**AVAILABLE DATA**

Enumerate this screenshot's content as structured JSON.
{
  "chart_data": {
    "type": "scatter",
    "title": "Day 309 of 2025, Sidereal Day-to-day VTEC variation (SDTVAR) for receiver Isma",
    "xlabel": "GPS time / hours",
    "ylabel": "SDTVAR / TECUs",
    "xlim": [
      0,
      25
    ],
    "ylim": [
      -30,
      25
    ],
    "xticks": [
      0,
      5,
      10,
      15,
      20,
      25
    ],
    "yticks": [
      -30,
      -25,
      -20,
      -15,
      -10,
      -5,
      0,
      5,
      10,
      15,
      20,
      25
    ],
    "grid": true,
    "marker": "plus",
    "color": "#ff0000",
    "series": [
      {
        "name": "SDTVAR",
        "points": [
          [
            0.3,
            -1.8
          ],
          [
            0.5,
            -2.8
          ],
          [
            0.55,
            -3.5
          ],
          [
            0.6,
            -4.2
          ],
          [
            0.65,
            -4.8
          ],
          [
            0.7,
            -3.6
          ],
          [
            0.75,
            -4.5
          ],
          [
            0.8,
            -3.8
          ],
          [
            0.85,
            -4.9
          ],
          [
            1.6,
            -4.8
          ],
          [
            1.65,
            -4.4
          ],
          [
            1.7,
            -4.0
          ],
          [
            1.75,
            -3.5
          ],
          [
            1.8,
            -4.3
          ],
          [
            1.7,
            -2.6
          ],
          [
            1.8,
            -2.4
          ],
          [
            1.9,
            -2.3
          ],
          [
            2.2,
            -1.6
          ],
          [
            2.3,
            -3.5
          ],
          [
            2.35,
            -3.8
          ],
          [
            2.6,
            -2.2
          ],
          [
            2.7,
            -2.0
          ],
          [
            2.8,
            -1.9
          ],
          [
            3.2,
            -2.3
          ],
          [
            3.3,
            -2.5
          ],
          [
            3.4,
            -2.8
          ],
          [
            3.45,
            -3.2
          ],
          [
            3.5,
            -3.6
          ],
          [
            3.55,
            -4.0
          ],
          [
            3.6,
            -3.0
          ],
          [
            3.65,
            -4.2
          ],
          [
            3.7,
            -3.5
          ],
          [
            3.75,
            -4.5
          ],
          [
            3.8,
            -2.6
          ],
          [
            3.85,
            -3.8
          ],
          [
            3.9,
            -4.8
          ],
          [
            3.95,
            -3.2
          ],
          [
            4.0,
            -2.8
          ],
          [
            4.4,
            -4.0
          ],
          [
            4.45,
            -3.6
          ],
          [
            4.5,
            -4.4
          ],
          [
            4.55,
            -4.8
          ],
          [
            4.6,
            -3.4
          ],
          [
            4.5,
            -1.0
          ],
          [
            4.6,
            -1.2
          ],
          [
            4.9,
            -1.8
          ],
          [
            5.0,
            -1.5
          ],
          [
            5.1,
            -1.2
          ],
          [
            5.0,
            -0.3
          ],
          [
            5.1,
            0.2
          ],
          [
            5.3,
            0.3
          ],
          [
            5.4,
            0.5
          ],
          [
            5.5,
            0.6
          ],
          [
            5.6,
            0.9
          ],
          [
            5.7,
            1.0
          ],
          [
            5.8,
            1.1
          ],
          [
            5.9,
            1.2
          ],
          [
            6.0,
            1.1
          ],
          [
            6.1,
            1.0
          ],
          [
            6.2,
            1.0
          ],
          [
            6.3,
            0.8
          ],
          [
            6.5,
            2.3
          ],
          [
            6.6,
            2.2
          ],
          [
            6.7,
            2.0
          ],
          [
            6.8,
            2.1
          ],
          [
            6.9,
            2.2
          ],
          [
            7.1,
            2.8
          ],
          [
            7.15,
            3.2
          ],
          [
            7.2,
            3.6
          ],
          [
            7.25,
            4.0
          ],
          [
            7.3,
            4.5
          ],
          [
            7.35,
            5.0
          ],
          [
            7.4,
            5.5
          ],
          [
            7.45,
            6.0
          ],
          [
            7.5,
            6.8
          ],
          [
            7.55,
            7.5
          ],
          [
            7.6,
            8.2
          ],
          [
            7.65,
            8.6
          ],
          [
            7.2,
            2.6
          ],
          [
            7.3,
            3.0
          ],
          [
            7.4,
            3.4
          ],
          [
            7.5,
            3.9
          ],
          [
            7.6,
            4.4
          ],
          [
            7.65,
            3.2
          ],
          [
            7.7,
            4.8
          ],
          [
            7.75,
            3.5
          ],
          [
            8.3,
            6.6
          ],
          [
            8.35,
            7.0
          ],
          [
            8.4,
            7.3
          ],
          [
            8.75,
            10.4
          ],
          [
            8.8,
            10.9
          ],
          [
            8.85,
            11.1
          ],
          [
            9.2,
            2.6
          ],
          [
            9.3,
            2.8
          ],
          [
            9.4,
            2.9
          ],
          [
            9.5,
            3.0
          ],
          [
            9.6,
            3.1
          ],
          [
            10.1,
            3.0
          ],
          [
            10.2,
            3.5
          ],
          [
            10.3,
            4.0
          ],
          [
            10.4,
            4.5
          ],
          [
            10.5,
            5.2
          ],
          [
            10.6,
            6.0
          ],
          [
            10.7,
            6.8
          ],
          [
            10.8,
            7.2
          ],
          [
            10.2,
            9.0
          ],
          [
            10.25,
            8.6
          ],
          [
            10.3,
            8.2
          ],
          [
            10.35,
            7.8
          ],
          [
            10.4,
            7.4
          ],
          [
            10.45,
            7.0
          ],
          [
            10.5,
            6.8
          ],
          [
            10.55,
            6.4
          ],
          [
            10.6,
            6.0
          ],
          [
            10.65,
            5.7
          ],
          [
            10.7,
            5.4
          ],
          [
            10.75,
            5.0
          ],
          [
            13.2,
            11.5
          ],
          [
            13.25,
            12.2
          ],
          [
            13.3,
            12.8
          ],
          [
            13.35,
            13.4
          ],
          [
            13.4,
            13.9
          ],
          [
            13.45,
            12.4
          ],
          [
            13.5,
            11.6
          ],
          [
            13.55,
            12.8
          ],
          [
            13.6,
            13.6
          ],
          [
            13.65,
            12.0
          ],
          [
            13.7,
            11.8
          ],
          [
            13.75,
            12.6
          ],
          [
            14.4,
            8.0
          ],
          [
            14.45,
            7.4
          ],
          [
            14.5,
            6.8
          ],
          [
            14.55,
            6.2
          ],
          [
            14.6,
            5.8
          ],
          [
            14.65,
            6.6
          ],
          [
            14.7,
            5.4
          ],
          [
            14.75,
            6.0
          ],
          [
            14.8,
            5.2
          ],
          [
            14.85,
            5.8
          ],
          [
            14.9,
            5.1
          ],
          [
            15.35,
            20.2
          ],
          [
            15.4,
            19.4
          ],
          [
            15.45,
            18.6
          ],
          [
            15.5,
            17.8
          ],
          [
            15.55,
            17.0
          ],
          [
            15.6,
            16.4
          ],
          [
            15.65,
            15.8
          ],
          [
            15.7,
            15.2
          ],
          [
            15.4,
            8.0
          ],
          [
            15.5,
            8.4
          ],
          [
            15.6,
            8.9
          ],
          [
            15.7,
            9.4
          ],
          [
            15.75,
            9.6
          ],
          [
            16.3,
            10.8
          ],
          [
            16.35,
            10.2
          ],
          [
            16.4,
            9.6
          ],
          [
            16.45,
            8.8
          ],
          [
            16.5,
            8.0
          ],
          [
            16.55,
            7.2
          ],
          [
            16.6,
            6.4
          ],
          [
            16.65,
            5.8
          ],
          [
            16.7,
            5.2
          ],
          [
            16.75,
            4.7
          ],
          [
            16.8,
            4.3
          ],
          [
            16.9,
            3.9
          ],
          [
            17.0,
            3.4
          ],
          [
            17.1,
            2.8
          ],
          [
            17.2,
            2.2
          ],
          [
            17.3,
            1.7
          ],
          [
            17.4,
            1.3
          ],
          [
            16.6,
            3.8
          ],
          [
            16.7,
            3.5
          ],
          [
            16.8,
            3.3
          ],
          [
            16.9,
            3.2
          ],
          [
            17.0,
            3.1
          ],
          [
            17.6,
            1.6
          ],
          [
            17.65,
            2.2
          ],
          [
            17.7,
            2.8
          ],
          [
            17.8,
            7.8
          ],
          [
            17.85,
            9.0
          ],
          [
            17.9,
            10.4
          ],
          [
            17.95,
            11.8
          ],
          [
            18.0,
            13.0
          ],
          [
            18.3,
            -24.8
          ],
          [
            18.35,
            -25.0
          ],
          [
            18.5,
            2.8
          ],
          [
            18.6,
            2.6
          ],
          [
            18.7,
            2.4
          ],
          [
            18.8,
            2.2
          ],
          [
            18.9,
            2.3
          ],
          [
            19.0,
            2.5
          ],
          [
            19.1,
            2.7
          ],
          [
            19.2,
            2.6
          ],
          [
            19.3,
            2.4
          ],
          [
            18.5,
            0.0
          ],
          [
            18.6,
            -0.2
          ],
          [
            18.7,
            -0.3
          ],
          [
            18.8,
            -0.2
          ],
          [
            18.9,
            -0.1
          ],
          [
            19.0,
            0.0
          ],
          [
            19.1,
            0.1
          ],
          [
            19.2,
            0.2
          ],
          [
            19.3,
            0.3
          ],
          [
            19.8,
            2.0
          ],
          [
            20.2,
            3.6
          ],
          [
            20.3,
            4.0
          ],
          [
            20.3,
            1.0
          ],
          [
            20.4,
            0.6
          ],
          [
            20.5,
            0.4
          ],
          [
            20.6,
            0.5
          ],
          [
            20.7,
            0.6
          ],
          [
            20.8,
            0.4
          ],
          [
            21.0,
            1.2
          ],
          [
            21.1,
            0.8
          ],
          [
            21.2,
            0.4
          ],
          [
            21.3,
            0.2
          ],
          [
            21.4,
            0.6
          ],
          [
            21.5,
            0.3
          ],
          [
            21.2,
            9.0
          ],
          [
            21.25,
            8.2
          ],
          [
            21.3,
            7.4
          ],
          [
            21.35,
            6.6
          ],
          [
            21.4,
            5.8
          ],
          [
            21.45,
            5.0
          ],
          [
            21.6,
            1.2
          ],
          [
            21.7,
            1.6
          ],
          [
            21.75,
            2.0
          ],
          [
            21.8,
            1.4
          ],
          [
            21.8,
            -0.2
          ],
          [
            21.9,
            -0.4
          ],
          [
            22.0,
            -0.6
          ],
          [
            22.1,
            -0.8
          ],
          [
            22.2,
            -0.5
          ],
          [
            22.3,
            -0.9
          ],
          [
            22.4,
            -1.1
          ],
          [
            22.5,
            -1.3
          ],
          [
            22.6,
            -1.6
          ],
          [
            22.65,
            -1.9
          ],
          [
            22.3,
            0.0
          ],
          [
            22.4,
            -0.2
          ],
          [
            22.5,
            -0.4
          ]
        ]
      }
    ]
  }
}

**THE TASK**
Where a line holds the string "SDTVAR", copy that line.

**SOLUTION TO THIS PROBLEM**
    "title": "Day 309 of 2025, Sidereal Day-to-day VTEC variation (SDTVAR) for receiver Isma",
    "ylabel": "SDTVAR / TECUs",
        "name": "SDTVAR",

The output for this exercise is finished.